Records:
○ ○ ○

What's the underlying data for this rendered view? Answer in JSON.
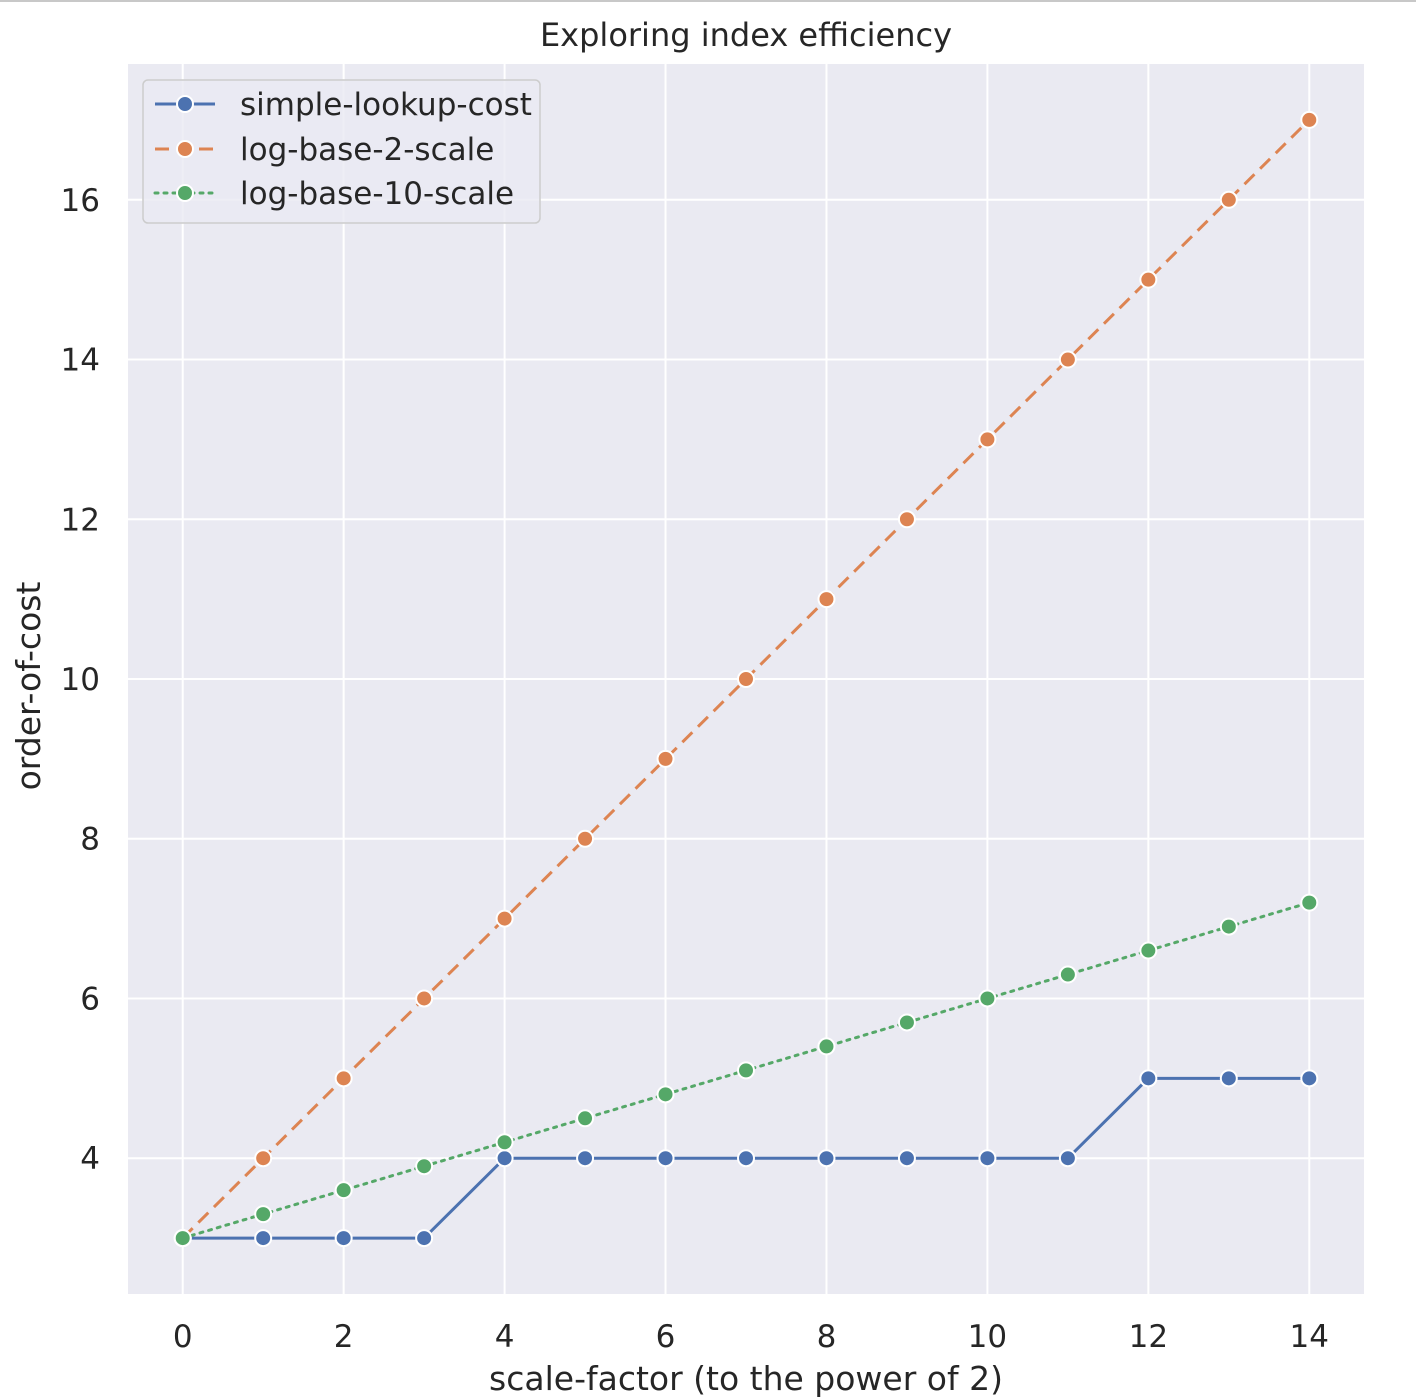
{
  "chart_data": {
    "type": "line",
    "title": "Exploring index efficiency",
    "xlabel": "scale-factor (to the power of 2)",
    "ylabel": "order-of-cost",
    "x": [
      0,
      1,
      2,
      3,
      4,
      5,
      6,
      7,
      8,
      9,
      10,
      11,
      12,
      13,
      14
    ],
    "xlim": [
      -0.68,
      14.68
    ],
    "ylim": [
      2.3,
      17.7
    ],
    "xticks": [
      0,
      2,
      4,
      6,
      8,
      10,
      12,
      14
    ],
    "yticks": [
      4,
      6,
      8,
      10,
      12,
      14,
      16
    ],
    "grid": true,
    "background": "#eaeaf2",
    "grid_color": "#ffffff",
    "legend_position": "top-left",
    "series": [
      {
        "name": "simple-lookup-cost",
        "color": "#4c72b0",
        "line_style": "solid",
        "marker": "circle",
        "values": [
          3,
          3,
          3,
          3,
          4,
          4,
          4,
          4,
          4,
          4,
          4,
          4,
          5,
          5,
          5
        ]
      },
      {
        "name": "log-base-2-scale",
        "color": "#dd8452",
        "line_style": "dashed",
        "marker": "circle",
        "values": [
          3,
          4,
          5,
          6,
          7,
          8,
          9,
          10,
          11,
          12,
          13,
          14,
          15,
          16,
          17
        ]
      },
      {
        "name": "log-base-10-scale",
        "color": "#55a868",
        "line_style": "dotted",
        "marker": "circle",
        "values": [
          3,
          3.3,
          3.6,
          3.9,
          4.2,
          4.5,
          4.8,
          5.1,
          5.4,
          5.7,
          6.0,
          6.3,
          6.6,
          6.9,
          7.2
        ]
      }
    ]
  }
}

○ ○ ○

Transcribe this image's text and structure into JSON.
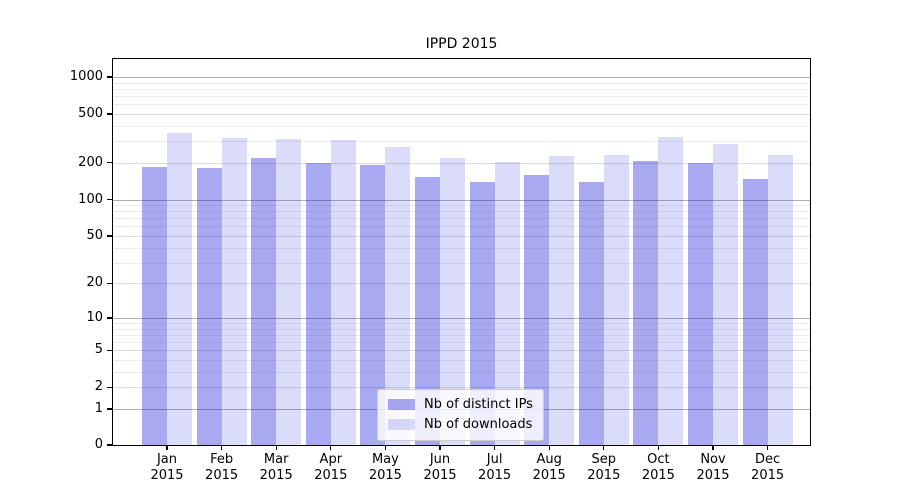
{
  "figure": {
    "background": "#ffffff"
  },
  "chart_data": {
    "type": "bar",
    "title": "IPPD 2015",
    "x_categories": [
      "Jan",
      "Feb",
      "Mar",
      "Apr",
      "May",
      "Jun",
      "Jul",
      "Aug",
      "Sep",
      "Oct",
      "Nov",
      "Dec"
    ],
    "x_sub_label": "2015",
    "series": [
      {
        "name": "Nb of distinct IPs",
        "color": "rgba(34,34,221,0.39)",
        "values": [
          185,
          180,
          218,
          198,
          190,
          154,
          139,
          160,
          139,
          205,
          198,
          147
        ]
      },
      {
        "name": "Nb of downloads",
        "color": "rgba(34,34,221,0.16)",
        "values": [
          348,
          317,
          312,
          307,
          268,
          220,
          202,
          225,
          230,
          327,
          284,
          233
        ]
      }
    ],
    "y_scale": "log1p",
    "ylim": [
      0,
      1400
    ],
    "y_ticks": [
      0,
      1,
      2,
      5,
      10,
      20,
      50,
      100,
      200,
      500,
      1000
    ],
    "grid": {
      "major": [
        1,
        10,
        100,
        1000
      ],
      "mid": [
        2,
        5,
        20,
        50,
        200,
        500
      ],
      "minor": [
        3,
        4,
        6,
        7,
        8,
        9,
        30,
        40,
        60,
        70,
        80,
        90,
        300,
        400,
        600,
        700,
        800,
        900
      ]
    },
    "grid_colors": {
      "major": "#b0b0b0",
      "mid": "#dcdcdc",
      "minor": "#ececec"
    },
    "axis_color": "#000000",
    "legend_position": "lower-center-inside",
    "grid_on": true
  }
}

○ ○ ○

(Work to complete):
Look through the data and show every line containing "background".

(Solution for this task):
    "background": "#eaeaf2",
    "background": "#ffffff"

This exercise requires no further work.